PROVIDED DATA =>
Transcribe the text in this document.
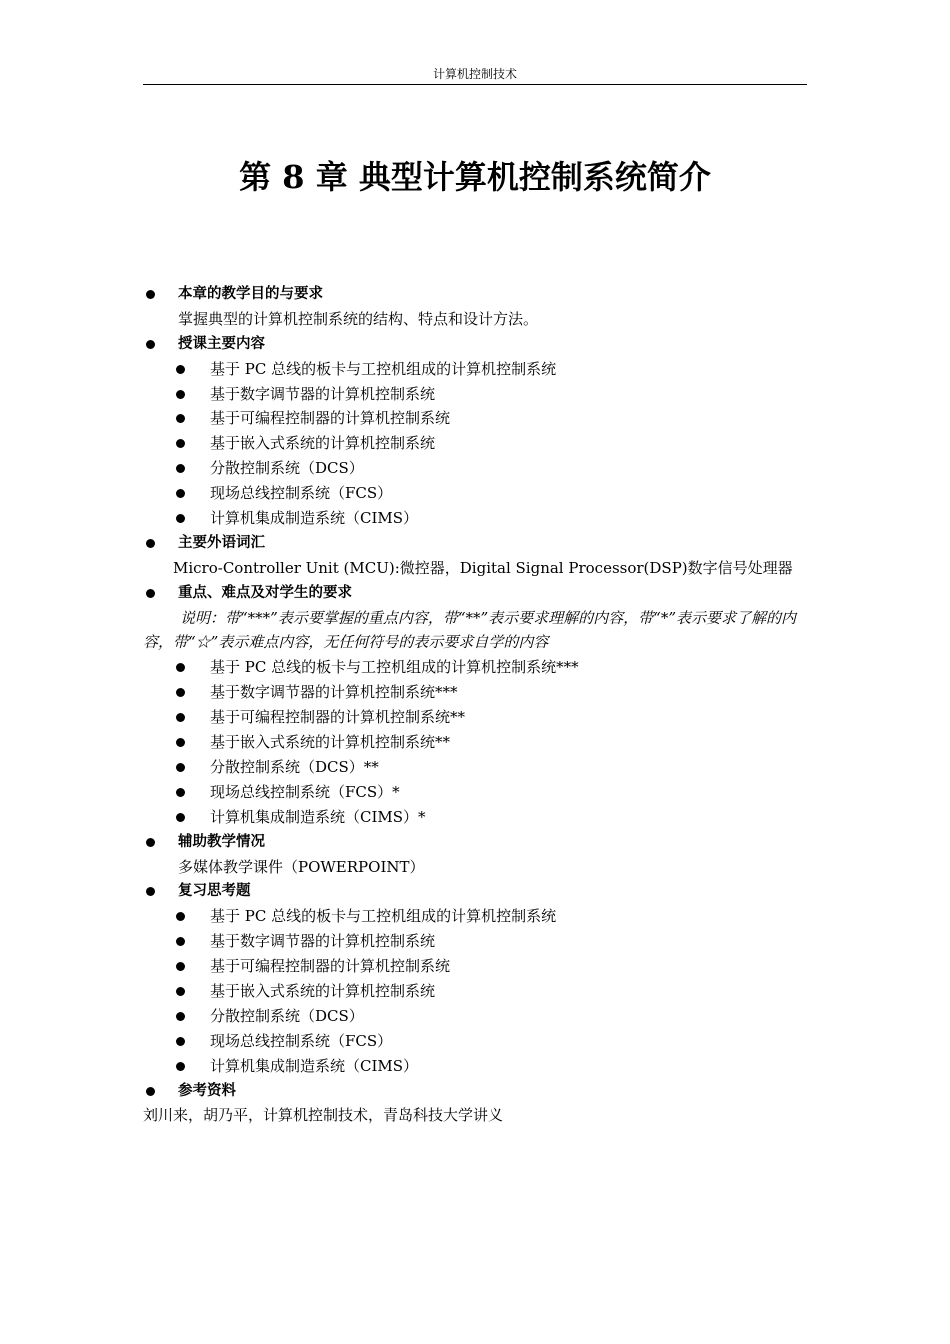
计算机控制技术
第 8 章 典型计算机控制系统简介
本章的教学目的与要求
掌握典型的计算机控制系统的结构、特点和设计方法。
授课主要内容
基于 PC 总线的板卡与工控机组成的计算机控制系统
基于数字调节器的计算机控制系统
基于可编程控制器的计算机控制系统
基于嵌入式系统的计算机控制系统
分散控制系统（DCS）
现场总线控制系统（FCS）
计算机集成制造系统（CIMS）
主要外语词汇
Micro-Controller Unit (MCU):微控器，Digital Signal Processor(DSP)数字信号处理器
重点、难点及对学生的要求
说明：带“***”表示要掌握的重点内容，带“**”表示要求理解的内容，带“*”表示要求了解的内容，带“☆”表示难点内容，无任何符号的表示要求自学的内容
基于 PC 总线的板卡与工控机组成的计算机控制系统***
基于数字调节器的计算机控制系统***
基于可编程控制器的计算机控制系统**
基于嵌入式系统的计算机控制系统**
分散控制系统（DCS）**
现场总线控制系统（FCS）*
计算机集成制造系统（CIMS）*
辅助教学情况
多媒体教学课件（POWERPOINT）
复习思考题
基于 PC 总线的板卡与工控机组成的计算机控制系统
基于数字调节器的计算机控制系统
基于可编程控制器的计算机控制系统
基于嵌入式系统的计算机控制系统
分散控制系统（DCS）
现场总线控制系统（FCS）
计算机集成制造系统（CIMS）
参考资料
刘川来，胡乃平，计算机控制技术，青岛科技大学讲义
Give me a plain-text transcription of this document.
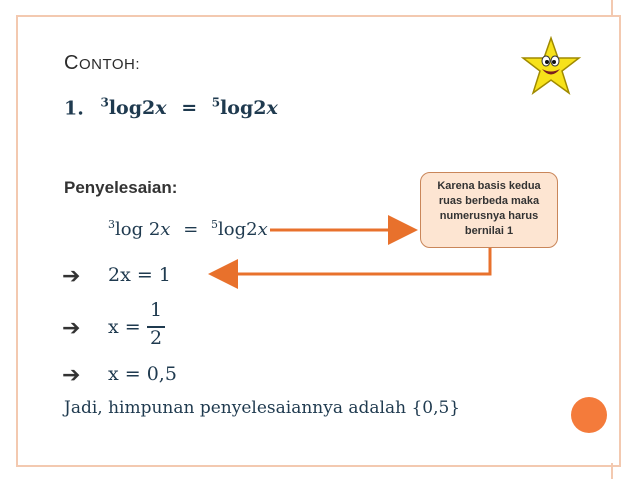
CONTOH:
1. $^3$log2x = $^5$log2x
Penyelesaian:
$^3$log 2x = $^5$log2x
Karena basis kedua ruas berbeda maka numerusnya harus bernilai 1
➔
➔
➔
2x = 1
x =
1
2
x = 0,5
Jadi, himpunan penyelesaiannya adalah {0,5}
...
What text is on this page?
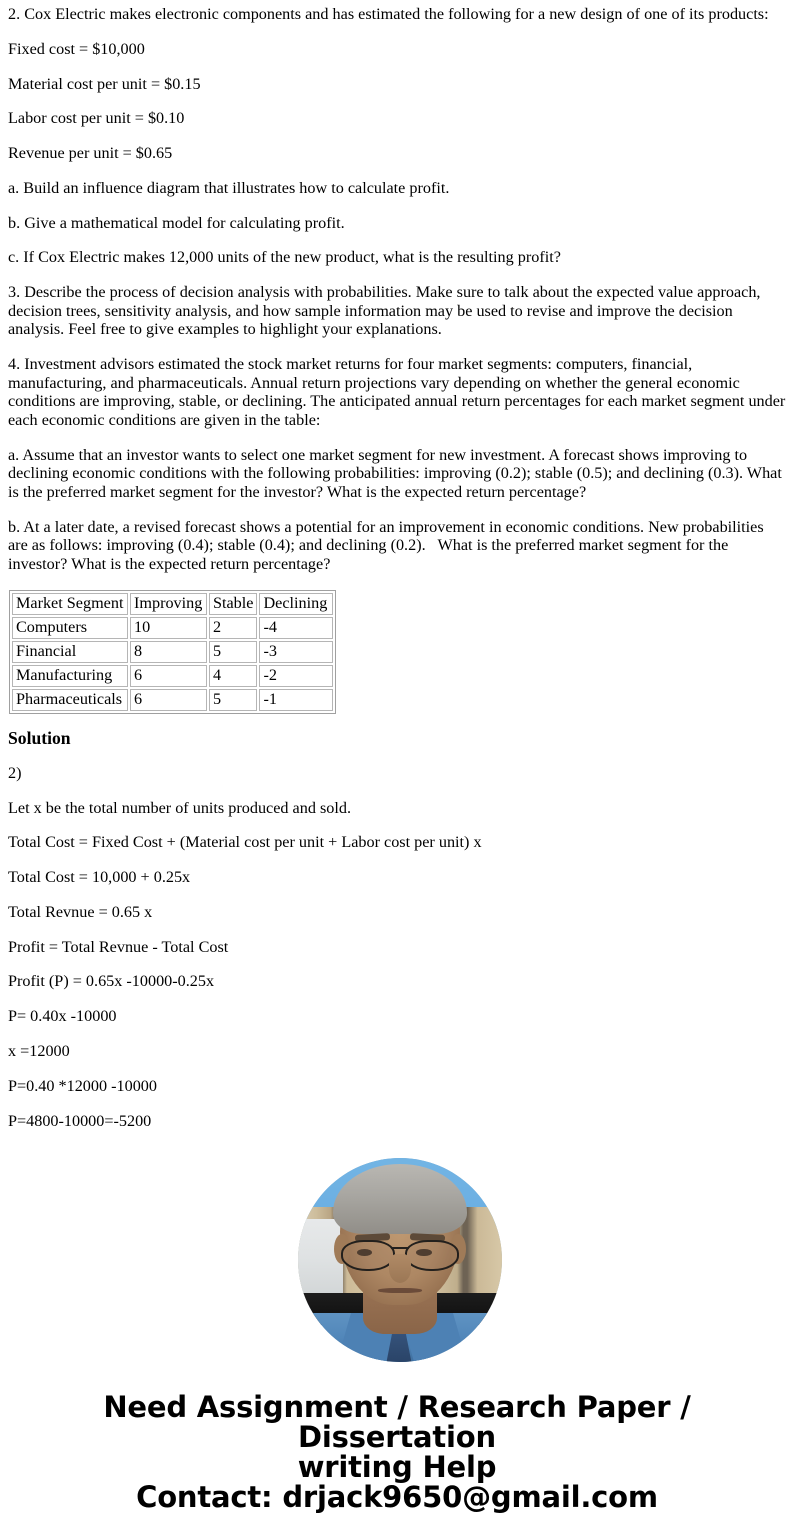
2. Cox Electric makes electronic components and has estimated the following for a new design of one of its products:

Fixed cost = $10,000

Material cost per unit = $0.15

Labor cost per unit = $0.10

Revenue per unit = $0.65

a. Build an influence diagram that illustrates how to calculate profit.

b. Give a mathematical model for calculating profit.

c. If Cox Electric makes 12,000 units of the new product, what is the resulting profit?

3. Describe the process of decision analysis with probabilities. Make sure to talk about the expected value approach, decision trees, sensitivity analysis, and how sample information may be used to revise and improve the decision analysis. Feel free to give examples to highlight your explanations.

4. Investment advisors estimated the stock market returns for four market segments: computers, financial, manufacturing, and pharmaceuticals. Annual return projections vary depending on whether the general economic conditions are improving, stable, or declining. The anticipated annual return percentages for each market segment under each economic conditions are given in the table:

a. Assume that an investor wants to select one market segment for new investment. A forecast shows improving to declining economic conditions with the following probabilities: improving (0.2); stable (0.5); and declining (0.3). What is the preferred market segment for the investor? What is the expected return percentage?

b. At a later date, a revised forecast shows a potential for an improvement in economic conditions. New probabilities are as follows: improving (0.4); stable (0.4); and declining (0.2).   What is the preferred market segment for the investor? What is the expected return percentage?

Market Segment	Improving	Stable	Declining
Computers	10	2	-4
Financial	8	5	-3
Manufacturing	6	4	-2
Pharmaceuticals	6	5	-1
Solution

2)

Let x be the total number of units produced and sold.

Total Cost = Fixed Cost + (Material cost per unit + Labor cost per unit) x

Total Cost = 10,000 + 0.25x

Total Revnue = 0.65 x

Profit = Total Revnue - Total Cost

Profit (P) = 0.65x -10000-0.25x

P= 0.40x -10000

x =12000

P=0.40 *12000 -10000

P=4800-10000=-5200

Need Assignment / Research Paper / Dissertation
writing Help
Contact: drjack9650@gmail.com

GIVEN INSTRUCTION => Locate the word "preferred" in the entries, and copy every line where it is found.

TASK RESULT =>
a. Assume that an investor wants to select one market segment for new investment. A forecast shows improving to declining economic conditions with the following probabilities: improving (0.2); stable (0.5); and declining (0.3). What is the preferred market segment for the investor? What is the expected return percentage?
b. At a later date, a revised forecast shows a potential for an improvement in economic conditions. New probabilities are as follows: improving (0.4); stable (0.4); and declining (0.2).   What is the preferred market segment for the investor? What is the expected return percentage?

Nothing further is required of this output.